(Figure content listings)
[START]

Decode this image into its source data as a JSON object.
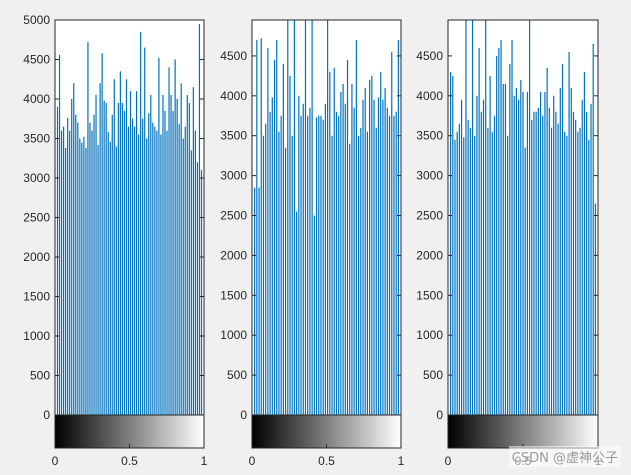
{
  "figure": {
    "background": "#f0f0f0",
    "bar_color": "#0072bd",
    "watermark": "CSDN @虚神公子"
  },
  "chart_data": [
    {
      "type": "bar",
      "title": "",
      "xlabel": "",
      "ylabel": "",
      "xlim": [
        0,
        1
      ],
      "ylim": [
        0,
        5000
      ],
      "yticks": [
        0,
        500,
        1000,
        1500,
        2000,
        2500,
        3000,
        3500,
        4000,
        4500,
        5000
      ],
      "xticks": [
        0,
        0.5,
        1
      ],
      "colorbar": "gray",
      "values": [
        3900,
        4560,
        3600,
        3650,
        3380,
        3760,
        3600,
        4000,
        4200,
        3800,
        3700,
        3500,
        3450,
        3520,
        3380,
        4720,
        3700,
        3600,
        3800,
        4050,
        3420,
        4200,
        4580,
        3980,
        3950,
        3580,
        3460,
        3800,
        4250,
        3400,
        3950,
        4350,
        3950,
        3850,
        4250,
        3650,
        4100,
        3750,
        3650,
        4100,
        3550,
        4850,
        3750,
        4650,
        3500,
        3820,
        4050,
        3700,
        3650,
        3600,
        4520,
        3550,
        4050,
        3850,
        3600,
        4400,
        4050,
        3850,
        4500,
        4000,
        3680,
        4200,
        3500,
        3650,
        4050,
        3950,
        3350,
        4150,
        3600,
        3200,
        4950,
        3100
      ]
    },
    {
      "type": "bar",
      "title": "",
      "xlabel": "",
      "ylabel": "",
      "xlim": [
        0,
        1
      ],
      "ylim": [
        0,
        4950
      ],
      "yticks": [
        0,
        500,
        1000,
        1500,
        2000,
        2500,
        3000,
        3500,
        4000,
        4500
      ],
      "xticks": [
        0,
        0.5,
        1
      ],
      "colorbar": "gray",
      "values": [
        2850,
        4700,
        2850,
        4720,
        3500,
        3650,
        4600,
        3800,
        3980,
        4450,
        4700,
        3550,
        3750,
        4400,
        3350,
        4950,
        4250,
        3500,
        4950,
        2550,
        4000,
        3750,
        3900,
        4950,
        3750,
        3850,
        4950,
        2500,
        3730,
        3750,
        3750,
        3700,
        3900,
        4950,
        4300,
        3500,
        4350,
        3800,
        3750,
        4050,
        4150,
        3900,
        4450,
        3400,
        4150,
        3850,
        4700,
        3500,
        3600,
        3950,
        4100,
        3550,
        4200,
        4250,
        3950,
        3600,
        3980,
        4300,
        3950,
        4100,
        3850,
        3750,
        4550,
        3750,
        3800,
        4700
      ]
    },
    {
      "type": "bar",
      "title": "",
      "xlabel": "",
      "ylabel": "",
      "xlim": [
        0,
        1
      ],
      "ylim": [
        0,
        4950
      ],
      "yticks": [
        0,
        500,
        1000,
        1500,
        2000,
        2500,
        3000,
        3500,
        4000,
        4500
      ],
      "xticks": [
        0,
        0.5,
        1
      ],
      "colorbar": "gray",
      "values": [
        4300,
        4250,
        3450,
        3550,
        3650,
        3950,
        3480,
        4950,
        3700,
        3600,
        4950,
        3500,
        4000,
        4600,
        3800,
        3950,
        4950,
        3600,
        4250,
        3550,
        3750,
        4500,
        4600,
        4700,
        4150,
        4150,
        3500,
        4400,
        4700,
        4000,
        4100,
        3950,
        4200,
        4050,
        3350,
        4050,
        4950,
        3700,
        3800,
        3800,
        3850,
        4050,
        3750,
        4050,
        4350,
        3850,
        3600,
        4000,
        3800,
        3650,
        4100,
        4400,
        3550,
        3500,
        4550,
        4100,
        3800,
        3700,
        3550,
        3600,
        3950,
        4300,
        3800,
        3450,
        3900,
        4650,
        2650
      ]
    }
  ]
}
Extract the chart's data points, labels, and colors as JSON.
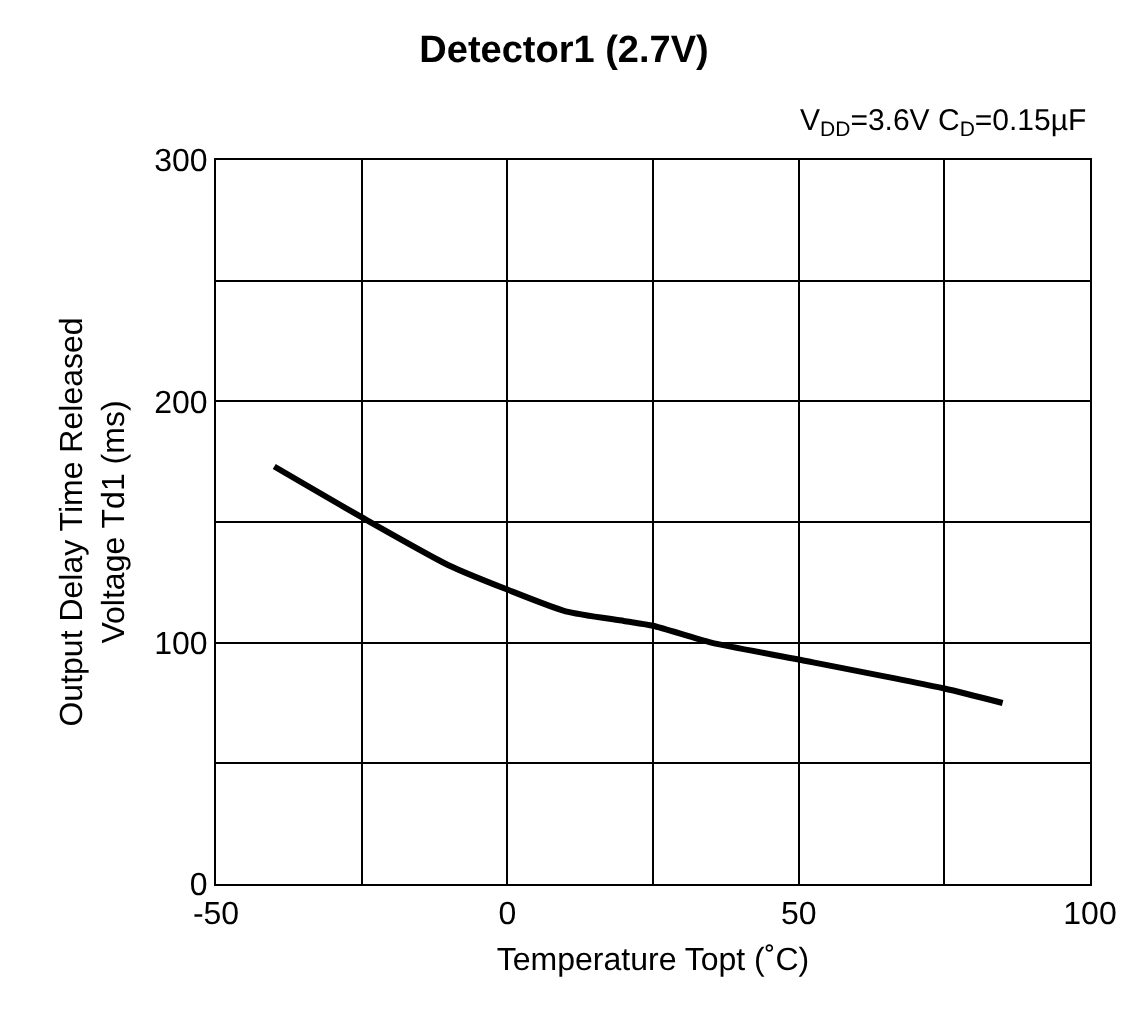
{
  "chart_data": {
    "type": "line",
    "title": "Detector1 (2.7V)",
    "subtitle": "V$_{DD}$=3.6V C$_{D}$=0.15µF",
    "xlabel": "Temperature Topt (˚C)",
    "ylabel": "Output Delay Time Released\nVoltage Td1 (ms)",
    "x": [
      -40,
      -25,
      -10,
      0,
      10,
      20,
      25,
      35,
      50,
      75,
      85
    ],
    "series": [
      {
        "color": "#000000",
        "values": [
          173,
          152,
          132,
          122,
          113,
          109,
          107,
          100,
          93,
          81,
          75
        ]
      }
    ],
    "xlim": [
      -50,
      100
    ],
    "xticks": [
      -50,
      {
        "value": -25,
        "label": null
      },
      0,
      {
        "value": 25,
        "label": null
      },
      50,
      {
        "value": 75,
        "label": null
      },
      100
    ],
    "ylim": [
      0,
      300
    ],
    "yticks": [
      0,
      {
        "value": 50,
        "label": null
      },
      100,
      {
        "value": 150,
        "label": null
      },
      200,
      {
        "value": 250,
        "label": null
      },
      300
    ],
    "grid": true,
    "marker": "none",
    "line_style": "solid"
  }
}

[END]

From the listing, extract all text exactly as given and drop any picture.

◆ Written solution:
Decode this image into its source data as a JSON object.
{
  "figure": {
    "background": "#f0f0f0",
    "bar_color": "#0072bd",
    "watermark": "CSDN @虚神公子"
  },
  "chart_data": [
    {
      "type": "bar",
      "title": "",
      "xlabel": "",
      "ylabel": "",
      "xlim": [
        0,
        1
      ],
      "ylim": [
        0,
        5000
      ],
      "yticks": [
        0,
        500,
        1000,
        1500,
        2000,
        2500,
        3000,
        3500,
        4000,
        4500,
        5000
      ],
      "xticks": [
        0,
        0.5,
        1
      ],
      "colorbar": "gray",
      "values": [
        3900,
        4560,
        3600,
        3650,
        3380,
        3760,
        3600,
        4000,
        4200,
        3800,
        3700,
        3500,
        3450,
        3520,
        3380,
        4720,
        3700,
        3600,
        3800,
        4050,
        3420,
        4200,
        4580,
        3980,
        3950,
        3580,
        3460,
        3800,
        4250,
        3400,
        3950,
        4350,
        3950,
        3850,
        4250,
        3650,
        4100,
        3750,
        3650,
        4100,
        3550,
        4850,
        3750,
        4650,
        3500,
        3820,
        4050,
        3700,
        3650,
        3600,
        4520,
        3550,
        4050,
        3850,
        3600,
        4400,
        4050,
        3850,
        4500,
        4000,
        3680,
        4200,
        3500,
        3650,
        4050,
        3950,
        3350,
        4150,
        3600,
        3200,
        4950,
        3100
      ]
    },
    {
      "type": "bar",
      "title": "",
      "xlabel": "",
      "ylabel": "",
      "xlim": [
        0,
        1
      ],
      "ylim": [
        0,
        4950
      ],
      "yticks": [
        0,
        500,
        1000,
        1500,
        2000,
        2500,
        3000,
        3500,
        4000,
        4500
      ],
      "xticks": [
        0,
        0.5,
        1
      ],
      "colorbar": "gray",
      "values": [
        2850,
        4700,
        2850,
        4720,
        3500,
        3650,
        4600,
        3800,
        3980,
        4450,
        4700,
        3550,
        3750,
        4400,
        3350,
        4950,
        4250,
        3500,
        4950,
        2550,
        4000,
        3750,
        3900,
        4950,
        3750,
        3850,
        4950,
        2500,
        3730,
        3750,
        3750,
        3700,
        3900,
        4950,
        4300,
        3500,
        4350,
        3800,
        3750,
        4050,
        4150,
        3900,
        4450,
        3400,
        4150,
        3850,
        4700,
        3500,
        3600,
        3950,
        4100,
        3550,
        4200,
        4250,
        3950,
        3600,
        3980,
        4300,
        3950,
        4100,
        3850,
        3750,
        4550,
        3750,
        3800,
        4700
      ]
    },
    {
      "type": "bar",
      "title": "",
      "xlabel": "",
      "ylabel": "",
      "xlim": [
        0,
        1
      ],
      "ylim": [
        0,
        4950
      ],
      "yticks": [
        0,
        500,
        1000,
        1500,
        2000,
        2500,
        3000,
        3500,
        4000,
        4500
      ],
      "xticks": [
        0,
        0.5,
        1
      ],
      "colorbar": "gray",
      "values": [
        4300,
        4250,
        3450,
        3550,
        3650,
        3950,
        3480,
        4950,
        3700,
        3600,
        4950,
        3500,
        4000,
        4600,
        3800,
        3950,
        4950,
        3600,
        4250,
        3550,
        3750,
        4500,
        4600,
        4700,
        4150,
        4150,
        3500,
        4400,
        4700,
        4000,
        4100,
        3950,
        4200,
        4050,
        3350,
        4050,
        4950,
        3700,
        3800,
        3800,
        3850,
        4050,
        3750,
        4050,
        4350,
        3850,
        3600,
        4000,
        3800,
        3650,
        4100,
        4400,
        3550,
        3500,
        4550,
        4100,
        3800,
        3700,
        3550,
        3600,
        3950,
        4300,
        3800,
        3450,
        3900,
        4650,
        2650
      ]
    }
  ]
}
Extract the chart's data points, labels, and colors as JSON.
{
  "chart_data": {
    "type": "line",
    "title": "Detector1 (2.7V)",
    "subtitle": "V$_{DD}$=3.6V C$_{D}$=0.15µF",
    "xlabel": "Temperature Topt (˚C)",
    "ylabel": "Output Delay Time Released\nVoltage Td1 (ms)",
    "x": [
      -40,
      -25,
      -10,
      0,
      10,
      20,
      25,
      35,
      50,
      75,
      85
    ],
    "series": [
      {
        "color": "#000000",
        "values": [
          173,
          152,
          132,
          122,
          113,
          109,
          107,
          100,
          93,
          81,
          75
        ]
      }
    ],
    "xlim": [
      -50,
      100
    ],
    "xticks": [
      -50,
      {
        "value": -25,
        "label": null
      },
      0,
      {
        "value": 25,
        "label": null
      },
      50,
      {
        "value": 75,
        "label": null
      },
      100
    ],
    "ylim": [
      0,
      300
    ],
    "yticks": [
      0,
      {
        "value": 50,
        "label": null
      },
      100,
      {
        "value": 150,
        "label": null
      },
      200,
      {
        "value": 250,
        "label": null
      },
      300
    ],
    "grid": true,
    "marker": "none",
    "line_style": "solid"
  }
}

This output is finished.